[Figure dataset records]
☆ ☆ ☆
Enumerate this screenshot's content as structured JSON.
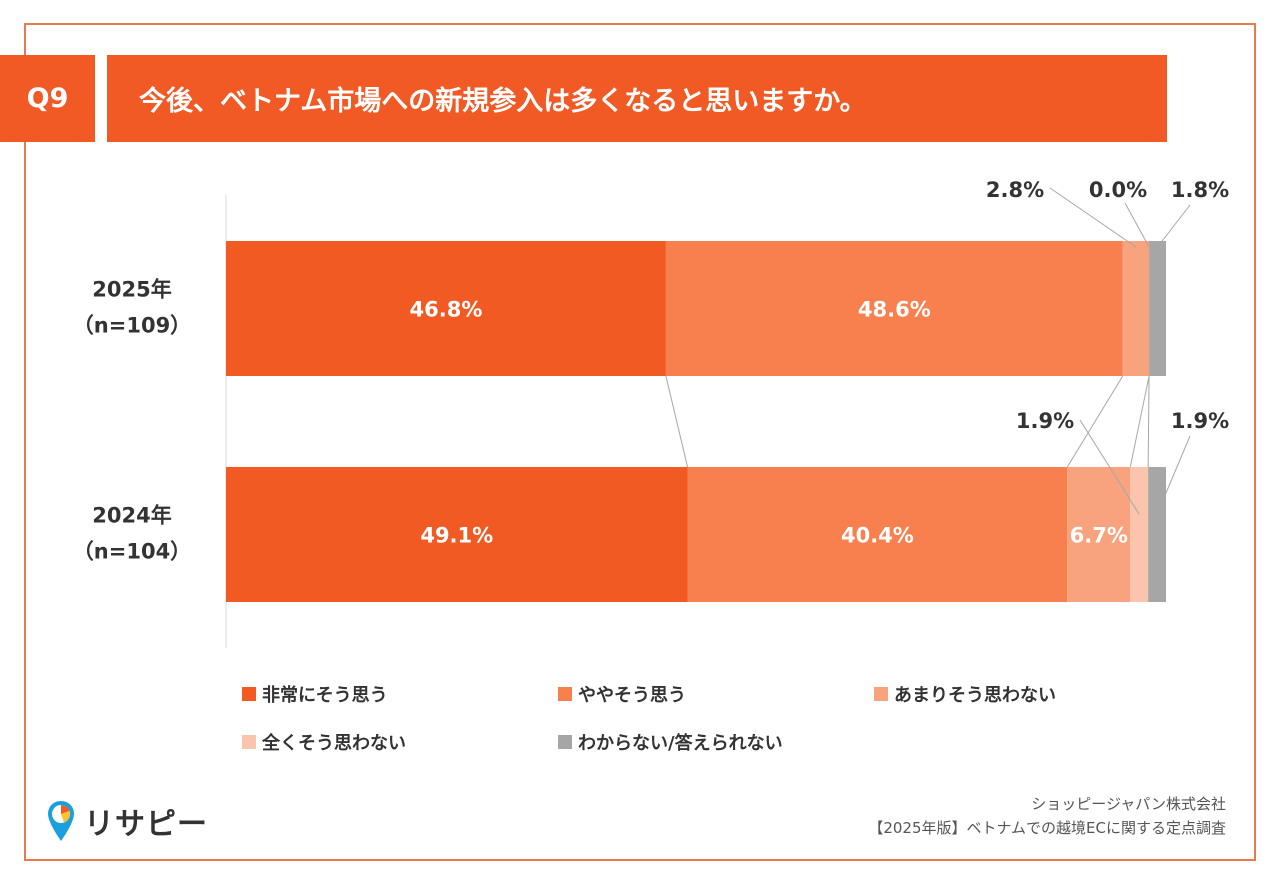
{
  "question": {
    "badge": "Q9",
    "title": "今後、ベトナム市場への新規参入は多くなると思いますか。"
  },
  "colors": {
    "brand_orange": "#f15a24",
    "frame_border": "#e87a4e"
  },
  "chart_data": {
    "type": "bar",
    "orientation": "horizontal-stacked-100",
    "categories": [
      "非常にそう思う",
      "ややそう思う",
      "あまりそう思わない",
      "全くそう思わない",
      "わからない/答えられない"
    ],
    "category_colors": [
      "#f15a22",
      "#f7804e",
      "#f9a37e",
      "#fbc5ad",
      "#a6a6a6"
    ],
    "rows": [
      {
        "year": "2025年",
        "n": "（n=109）",
        "values": [
          46.8,
          48.6,
          2.8,
          0.0,
          1.8
        ],
        "labels": [
          "46.8%",
          "48.6%",
          "2.8%",
          "0.0%",
          "1.8%"
        ]
      },
      {
        "year": "2024年",
        "n": "（n=104）",
        "values": [
          49.1,
          40.4,
          6.7,
          1.9,
          1.9
        ],
        "labels": [
          "49.1%",
          "40.4%",
          "6.7%",
          "1.9%",
          "1.9%"
        ]
      }
    ],
    "xlim": [
      0,
      100
    ],
    "legend_position": "bottom",
    "grid": false
  },
  "legend": [
    {
      "label": "非常にそう思う",
      "color": "#f15a22"
    },
    {
      "label": "ややそう思う",
      "color": "#f7804e"
    },
    {
      "label": "あまりそう思わない",
      "color": "#f9a37e"
    },
    {
      "label": "全くそう思わない",
      "color": "#fbc5ad"
    },
    {
      "label": "わからない/答えられない",
      "color": "#a6a6a6"
    }
  ],
  "brand": {
    "name": "リサピー"
  },
  "source": {
    "line1": "ショッピージャパン株式会社",
    "line2": "【2025年版】ベトナムでの越境ECに関する定点調査"
  }
}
☆ ☆ ☆
= Task directions =
Leave out all images, then reproduce the entries above exactly.

= The reply =
Enumerate this screenshot's content as structured JSON.
{
  "question": {
    "badge": "Q9",
    "title": "今後、ベトナム市場への新規参入は多くなると思いますか。"
  },
  "colors": {
    "brand_orange": "#f15a24",
    "frame_border": "#e87a4e"
  },
  "chart_data": {
    "type": "bar",
    "orientation": "horizontal-stacked-100",
    "categories": [
      "非常にそう思う",
      "ややそう思う",
      "あまりそう思わない",
      "全くそう思わない",
      "わからない/答えられない"
    ],
    "category_colors": [
      "#f15a22",
      "#f7804e",
      "#f9a37e",
      "#fbc5ad",
      "#a6a6a6"
    ],
    "rows": [
      {
        "year": "2025年",
        "n": "（n=109）",
        "values": [
          46.8,
          48.6,
          2.8,
          0.0,
          1.8
        ],
        "labels": [
          "46.8%",
          "48.6%",
          "2.8%",
          "0.0%",
          "1.8%"
        ]
      },
      {
        "year": "2024年",
        "n": "（n=104）",
        "values": [
          49.1,
          40.4,
          6.7,
          1.9,
          1.9
        ],
        "labels": [
          "49.1%",
          "40.4%",
          "6.7%",
          "1.9%",
          "1.9%"
        ]
      }
    ],
    "xlim": [
      0,
      100
    ],
    "legend_position": "bottom",
    "grid": false
  },
  "legend": [
    {
      "label": "非常にそう思う",
      "color": "#f15a22"
    },
    {
      "label": "ややそう思う",
      "color": "#f7804e"
    },
    {
      "label": "あまりそう思わない",
      "color": "#f9a37e"
    },
    {
      "label": "全くそう思わない",
      "color": "#fbc5ad"
    },
    {
      "label": "わからない/答えられない",
      "color": "#a6a6a6"
    }
  ],
  "brand": {
    "name": "リサピー"
  },
  "source": {
    "line1": "ショッピージャパン株式会社",
    "line2": "【2025年版】ベトナムでの越境ECに関する定点調査"
  }
}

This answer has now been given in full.